Search the data below for "または給排水衛生設備"; list each line that holds it.
───── SOURCE MATERIAL ─────
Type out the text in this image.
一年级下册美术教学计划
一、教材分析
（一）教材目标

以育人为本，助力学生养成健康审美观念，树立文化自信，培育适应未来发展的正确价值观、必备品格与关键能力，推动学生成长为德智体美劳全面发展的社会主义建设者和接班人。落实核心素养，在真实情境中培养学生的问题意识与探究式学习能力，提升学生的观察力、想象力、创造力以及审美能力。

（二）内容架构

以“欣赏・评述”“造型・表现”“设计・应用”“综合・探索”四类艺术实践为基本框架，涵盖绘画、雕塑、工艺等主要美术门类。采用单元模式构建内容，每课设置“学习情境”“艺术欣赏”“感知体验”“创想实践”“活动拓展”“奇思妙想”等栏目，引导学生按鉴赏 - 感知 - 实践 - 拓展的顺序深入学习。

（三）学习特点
─────
───── SOURCE MATERIAL ─────
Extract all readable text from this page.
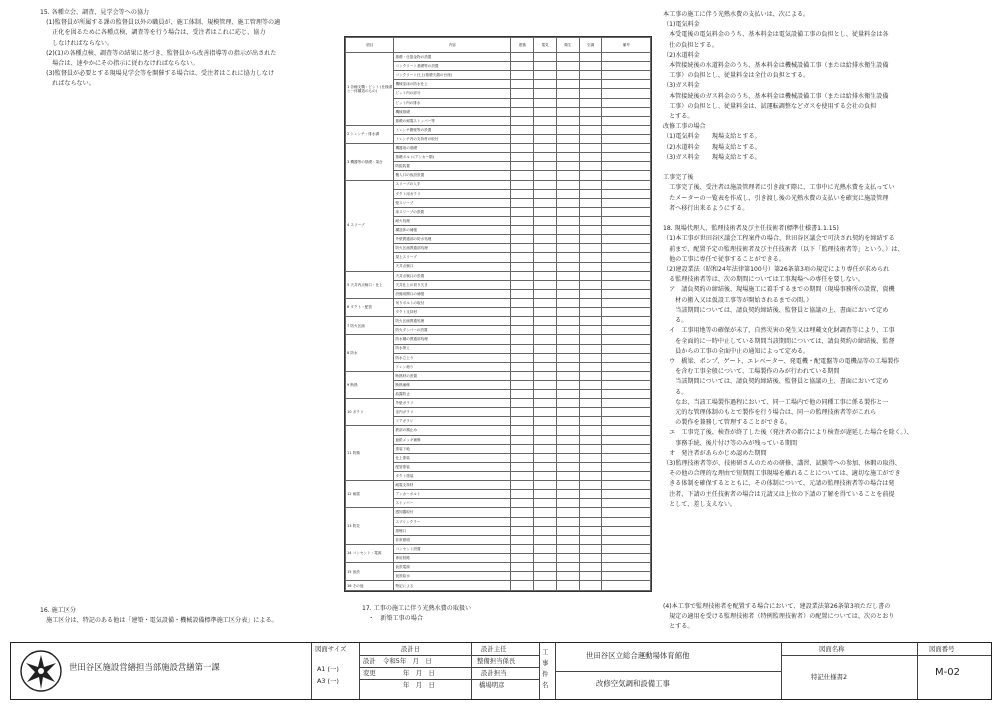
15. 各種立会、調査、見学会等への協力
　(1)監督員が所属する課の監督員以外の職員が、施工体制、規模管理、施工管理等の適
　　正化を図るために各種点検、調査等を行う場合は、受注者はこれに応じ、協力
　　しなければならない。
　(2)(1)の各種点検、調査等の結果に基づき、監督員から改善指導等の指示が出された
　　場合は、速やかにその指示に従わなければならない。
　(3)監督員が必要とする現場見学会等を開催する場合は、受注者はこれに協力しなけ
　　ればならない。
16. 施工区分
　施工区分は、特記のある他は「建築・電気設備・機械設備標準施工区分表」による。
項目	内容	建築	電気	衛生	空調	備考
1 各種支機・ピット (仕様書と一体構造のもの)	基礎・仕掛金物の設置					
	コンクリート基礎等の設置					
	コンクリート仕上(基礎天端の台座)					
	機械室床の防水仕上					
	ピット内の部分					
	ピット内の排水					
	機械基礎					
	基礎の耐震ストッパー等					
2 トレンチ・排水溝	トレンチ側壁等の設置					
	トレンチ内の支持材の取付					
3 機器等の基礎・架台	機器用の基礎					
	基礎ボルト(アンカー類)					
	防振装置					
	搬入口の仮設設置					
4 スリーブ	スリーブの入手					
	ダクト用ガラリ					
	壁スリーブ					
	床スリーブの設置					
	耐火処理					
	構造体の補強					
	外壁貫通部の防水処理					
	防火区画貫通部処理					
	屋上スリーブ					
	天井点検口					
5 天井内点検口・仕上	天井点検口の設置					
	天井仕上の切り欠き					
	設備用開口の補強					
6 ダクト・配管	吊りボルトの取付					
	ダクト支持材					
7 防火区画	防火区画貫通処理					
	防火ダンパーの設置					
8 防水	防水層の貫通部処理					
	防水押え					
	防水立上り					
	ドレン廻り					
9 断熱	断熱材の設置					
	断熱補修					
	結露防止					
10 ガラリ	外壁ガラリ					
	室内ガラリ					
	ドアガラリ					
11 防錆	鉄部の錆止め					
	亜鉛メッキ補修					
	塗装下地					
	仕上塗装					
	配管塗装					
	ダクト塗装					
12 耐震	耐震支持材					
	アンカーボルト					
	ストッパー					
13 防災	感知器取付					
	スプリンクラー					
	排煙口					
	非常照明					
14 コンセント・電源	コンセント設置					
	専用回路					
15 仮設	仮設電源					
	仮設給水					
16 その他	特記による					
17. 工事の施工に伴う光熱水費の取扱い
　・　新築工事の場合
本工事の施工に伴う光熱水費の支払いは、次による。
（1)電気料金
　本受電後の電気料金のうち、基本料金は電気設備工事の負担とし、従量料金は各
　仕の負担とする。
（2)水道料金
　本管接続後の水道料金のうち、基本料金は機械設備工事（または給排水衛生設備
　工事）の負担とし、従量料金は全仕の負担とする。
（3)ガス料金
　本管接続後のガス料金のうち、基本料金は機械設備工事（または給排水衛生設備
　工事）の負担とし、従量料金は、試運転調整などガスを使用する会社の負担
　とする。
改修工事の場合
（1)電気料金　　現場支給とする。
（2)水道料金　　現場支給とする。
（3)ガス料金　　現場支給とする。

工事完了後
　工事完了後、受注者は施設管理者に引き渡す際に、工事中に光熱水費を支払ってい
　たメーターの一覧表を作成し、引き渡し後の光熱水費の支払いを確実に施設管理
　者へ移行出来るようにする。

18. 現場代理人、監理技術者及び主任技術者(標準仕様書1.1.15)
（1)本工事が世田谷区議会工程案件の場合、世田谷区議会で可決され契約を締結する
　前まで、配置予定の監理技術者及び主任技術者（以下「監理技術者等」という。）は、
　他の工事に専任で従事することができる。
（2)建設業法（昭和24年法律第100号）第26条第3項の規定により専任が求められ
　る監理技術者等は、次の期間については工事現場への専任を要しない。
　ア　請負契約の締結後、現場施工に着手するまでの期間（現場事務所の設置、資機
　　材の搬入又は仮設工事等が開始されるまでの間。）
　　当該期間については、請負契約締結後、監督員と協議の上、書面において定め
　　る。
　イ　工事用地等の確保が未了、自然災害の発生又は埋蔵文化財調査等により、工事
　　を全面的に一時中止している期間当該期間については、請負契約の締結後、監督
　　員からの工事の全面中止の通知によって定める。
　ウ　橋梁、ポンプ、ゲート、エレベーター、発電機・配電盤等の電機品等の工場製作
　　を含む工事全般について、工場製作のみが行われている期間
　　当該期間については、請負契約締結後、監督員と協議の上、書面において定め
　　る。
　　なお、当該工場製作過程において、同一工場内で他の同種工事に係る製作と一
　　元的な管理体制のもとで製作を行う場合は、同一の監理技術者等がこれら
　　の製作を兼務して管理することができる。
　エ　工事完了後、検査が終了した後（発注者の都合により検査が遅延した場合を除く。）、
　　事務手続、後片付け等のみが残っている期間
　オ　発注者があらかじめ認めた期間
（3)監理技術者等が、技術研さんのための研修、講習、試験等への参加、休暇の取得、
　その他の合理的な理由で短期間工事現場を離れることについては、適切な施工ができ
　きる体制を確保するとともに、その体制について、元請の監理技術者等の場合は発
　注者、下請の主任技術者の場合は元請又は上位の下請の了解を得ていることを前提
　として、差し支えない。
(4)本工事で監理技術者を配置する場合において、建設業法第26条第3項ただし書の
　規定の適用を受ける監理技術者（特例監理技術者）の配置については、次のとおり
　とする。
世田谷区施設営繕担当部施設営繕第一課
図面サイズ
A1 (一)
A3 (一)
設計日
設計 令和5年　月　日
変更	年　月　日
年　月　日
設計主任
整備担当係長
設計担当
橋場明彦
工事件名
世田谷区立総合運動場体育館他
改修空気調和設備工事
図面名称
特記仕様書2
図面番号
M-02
─────
OUTPUT OF THE EXERCISE
　本管接続後の水道料金のうち、基本料金は機械設備工事（または給排水衛生設備
　本管接続後のガス料金のうち、基本料金は機械設備工事（または給排水衛生設備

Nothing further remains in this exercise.